GIVEN REQUEST
Pull out every line containing the string "color".

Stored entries
----
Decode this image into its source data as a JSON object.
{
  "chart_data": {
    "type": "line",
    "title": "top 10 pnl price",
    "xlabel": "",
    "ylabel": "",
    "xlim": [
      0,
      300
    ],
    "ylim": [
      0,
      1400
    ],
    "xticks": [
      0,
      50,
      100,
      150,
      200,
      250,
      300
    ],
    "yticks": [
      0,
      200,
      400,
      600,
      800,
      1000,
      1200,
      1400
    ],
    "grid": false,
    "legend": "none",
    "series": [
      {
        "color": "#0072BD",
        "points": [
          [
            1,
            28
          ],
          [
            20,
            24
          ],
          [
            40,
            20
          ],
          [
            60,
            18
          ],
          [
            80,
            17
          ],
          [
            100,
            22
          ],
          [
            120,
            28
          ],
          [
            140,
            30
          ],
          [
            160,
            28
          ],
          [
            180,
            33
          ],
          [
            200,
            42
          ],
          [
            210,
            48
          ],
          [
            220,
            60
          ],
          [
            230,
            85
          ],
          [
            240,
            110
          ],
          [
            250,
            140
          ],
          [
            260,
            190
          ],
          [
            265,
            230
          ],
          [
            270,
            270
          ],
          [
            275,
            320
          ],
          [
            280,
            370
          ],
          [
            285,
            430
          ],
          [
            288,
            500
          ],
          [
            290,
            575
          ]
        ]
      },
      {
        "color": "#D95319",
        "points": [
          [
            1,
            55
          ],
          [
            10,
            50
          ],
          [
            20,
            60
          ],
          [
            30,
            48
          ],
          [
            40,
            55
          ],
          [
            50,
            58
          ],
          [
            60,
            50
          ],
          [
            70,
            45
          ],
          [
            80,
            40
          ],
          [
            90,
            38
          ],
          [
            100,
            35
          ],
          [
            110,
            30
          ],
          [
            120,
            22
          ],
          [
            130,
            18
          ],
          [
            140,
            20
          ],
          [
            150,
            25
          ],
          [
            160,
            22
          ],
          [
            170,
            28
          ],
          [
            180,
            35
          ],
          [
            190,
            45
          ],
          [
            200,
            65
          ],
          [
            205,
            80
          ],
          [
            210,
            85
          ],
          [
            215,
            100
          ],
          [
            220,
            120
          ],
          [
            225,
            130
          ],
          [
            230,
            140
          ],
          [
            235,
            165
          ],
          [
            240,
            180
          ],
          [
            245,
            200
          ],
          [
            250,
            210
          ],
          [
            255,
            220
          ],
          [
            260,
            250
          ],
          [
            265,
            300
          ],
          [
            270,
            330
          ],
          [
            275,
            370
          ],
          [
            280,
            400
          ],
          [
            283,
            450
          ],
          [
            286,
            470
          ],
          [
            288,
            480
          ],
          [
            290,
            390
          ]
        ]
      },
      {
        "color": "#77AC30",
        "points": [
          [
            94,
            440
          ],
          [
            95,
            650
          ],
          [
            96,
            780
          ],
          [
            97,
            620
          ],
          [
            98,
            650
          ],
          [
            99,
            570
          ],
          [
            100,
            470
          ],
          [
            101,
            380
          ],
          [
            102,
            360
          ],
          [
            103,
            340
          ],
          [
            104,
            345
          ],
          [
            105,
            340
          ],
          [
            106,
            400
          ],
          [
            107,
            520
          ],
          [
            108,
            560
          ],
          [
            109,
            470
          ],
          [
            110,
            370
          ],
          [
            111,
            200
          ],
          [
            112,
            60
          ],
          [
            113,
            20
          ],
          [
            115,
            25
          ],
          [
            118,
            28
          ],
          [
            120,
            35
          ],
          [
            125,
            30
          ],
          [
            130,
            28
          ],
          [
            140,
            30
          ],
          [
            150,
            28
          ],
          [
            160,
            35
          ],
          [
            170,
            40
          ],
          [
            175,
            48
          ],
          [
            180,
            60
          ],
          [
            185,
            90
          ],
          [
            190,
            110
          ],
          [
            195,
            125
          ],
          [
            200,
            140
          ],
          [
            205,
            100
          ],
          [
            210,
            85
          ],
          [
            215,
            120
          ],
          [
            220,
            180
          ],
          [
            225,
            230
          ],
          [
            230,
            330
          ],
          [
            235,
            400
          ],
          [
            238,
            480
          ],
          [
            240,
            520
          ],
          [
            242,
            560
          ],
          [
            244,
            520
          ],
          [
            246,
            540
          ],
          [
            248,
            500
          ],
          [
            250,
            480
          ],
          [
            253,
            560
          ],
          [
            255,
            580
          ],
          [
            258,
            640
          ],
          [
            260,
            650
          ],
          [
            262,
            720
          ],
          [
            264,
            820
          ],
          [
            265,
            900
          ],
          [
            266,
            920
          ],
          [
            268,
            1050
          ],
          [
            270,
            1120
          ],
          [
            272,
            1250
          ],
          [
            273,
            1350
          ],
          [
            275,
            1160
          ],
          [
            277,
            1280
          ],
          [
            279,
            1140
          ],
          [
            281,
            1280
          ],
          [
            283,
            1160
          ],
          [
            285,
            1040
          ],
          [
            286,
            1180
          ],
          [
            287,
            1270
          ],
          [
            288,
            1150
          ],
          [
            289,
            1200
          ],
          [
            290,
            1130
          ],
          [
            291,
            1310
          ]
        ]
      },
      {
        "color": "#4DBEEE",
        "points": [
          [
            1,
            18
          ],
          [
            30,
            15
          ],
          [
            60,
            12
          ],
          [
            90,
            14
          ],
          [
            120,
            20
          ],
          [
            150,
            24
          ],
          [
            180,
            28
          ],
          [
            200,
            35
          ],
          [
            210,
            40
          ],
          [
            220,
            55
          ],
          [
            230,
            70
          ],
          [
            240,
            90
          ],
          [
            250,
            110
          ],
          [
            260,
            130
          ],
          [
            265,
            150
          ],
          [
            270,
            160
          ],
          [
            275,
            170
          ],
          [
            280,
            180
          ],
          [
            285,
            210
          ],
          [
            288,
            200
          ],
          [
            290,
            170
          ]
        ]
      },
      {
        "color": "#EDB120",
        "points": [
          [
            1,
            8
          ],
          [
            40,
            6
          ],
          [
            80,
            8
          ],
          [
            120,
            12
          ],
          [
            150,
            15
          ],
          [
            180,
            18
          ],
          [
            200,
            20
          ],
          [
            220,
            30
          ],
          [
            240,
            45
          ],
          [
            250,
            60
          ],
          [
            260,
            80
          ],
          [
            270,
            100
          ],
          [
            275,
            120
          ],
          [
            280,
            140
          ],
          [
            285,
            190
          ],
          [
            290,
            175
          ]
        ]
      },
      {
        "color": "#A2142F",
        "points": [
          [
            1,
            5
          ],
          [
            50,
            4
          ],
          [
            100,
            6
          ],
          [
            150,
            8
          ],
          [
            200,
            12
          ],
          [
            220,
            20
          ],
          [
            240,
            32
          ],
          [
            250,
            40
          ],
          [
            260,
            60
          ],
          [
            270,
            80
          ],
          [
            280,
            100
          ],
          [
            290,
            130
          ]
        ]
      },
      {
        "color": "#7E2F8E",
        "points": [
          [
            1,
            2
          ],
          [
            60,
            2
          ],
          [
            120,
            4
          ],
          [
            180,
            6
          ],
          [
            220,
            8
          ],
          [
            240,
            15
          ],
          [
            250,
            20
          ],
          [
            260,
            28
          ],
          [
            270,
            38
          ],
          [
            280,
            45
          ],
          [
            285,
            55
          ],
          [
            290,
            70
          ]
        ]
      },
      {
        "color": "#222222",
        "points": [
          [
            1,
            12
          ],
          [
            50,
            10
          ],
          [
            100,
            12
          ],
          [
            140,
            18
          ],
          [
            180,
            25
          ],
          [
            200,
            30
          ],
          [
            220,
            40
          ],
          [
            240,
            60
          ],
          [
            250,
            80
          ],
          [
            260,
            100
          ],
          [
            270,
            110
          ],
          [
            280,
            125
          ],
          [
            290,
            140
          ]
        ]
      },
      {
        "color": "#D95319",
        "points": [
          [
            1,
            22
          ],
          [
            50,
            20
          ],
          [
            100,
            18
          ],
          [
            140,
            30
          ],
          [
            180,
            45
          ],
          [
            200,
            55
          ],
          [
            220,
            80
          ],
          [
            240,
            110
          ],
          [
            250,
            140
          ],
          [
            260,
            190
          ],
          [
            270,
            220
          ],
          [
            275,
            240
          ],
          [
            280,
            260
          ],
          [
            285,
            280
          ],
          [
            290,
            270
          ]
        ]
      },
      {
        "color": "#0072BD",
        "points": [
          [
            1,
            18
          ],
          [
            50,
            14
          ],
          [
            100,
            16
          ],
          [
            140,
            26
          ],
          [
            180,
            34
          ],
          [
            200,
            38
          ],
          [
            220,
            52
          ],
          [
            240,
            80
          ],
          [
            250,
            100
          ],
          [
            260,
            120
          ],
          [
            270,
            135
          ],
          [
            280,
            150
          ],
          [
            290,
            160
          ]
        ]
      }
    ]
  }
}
----
FULL RESPONSE
        "color": "#0072BD",
        "color": "#D95319",
        "color": "#77AC30",
        "color": "#4DBEEE",
        "color": "#EDB120",
        "color": "#A2142F",
        "color": "#7E2F8E",
        "color": "#222222",
        "color": "#D95319",
        "color": "#0072BD",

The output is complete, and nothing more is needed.